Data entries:
★ ★ ★ ★

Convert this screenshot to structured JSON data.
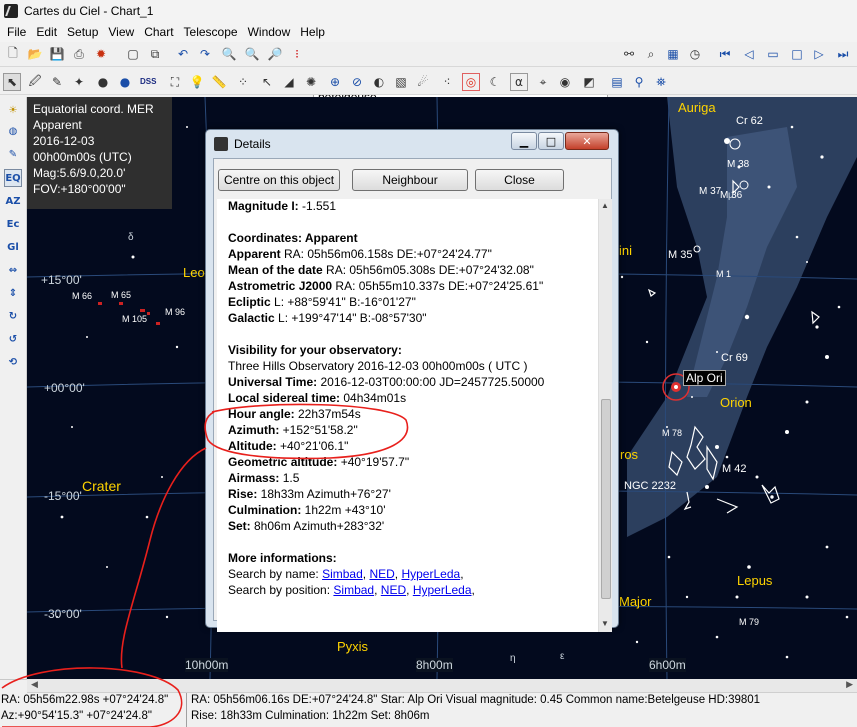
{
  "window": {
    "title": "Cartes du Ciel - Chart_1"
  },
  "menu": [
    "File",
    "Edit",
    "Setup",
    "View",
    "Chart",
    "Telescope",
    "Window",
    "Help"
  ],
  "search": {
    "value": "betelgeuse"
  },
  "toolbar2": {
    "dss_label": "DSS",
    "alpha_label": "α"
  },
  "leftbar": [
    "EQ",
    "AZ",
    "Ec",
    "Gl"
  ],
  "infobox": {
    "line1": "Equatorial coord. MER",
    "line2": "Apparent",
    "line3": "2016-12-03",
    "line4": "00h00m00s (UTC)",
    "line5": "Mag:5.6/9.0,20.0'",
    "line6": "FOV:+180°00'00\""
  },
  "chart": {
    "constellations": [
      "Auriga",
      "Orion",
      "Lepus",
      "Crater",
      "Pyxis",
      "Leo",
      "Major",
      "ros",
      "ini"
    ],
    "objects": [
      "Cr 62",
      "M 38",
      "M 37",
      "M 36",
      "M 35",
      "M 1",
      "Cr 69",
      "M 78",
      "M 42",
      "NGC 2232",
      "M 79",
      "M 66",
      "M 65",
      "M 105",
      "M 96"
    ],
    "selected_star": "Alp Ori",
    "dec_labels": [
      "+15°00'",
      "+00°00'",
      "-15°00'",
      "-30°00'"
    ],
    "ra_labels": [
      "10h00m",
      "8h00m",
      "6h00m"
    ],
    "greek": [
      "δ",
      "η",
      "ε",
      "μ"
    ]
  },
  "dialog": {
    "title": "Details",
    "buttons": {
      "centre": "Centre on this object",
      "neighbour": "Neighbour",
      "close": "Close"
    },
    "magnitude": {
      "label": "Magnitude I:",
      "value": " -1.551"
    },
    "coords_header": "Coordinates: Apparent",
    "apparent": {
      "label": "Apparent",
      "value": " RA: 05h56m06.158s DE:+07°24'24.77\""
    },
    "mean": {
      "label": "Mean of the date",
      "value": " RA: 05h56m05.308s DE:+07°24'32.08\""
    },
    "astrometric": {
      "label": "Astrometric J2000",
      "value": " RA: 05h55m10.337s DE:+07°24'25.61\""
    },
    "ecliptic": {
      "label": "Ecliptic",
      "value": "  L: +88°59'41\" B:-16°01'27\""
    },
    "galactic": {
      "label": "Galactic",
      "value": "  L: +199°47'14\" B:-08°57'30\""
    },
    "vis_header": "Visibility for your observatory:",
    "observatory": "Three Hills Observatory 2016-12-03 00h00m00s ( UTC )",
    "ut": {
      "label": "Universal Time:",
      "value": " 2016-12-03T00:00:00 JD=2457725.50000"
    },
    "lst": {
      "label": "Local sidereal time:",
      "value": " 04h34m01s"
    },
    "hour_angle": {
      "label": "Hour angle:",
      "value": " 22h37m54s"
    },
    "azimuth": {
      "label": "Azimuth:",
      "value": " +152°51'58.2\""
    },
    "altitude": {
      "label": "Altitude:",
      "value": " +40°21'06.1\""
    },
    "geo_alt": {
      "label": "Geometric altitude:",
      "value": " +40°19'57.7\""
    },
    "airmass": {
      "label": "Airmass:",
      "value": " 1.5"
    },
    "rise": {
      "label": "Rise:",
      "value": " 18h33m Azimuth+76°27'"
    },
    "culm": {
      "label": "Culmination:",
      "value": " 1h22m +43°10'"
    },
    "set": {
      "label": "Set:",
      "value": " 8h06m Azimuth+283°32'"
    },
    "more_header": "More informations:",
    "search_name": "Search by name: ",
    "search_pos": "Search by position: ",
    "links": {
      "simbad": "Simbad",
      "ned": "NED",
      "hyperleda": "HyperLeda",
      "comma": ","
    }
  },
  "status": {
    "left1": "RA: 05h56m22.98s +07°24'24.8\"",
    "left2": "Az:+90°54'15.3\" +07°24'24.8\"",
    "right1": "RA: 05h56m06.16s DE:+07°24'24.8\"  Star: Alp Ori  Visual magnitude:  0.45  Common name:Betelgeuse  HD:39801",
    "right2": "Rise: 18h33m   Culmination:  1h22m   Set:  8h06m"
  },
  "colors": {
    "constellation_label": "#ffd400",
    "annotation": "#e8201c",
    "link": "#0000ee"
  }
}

★ ★ ★ ★

**What is required:**
Find each line holding the string "title" and copy it out.

**Solution to the problem:**
    "title": "Cartes du Ciel - Chart_1"
    "title": "Details",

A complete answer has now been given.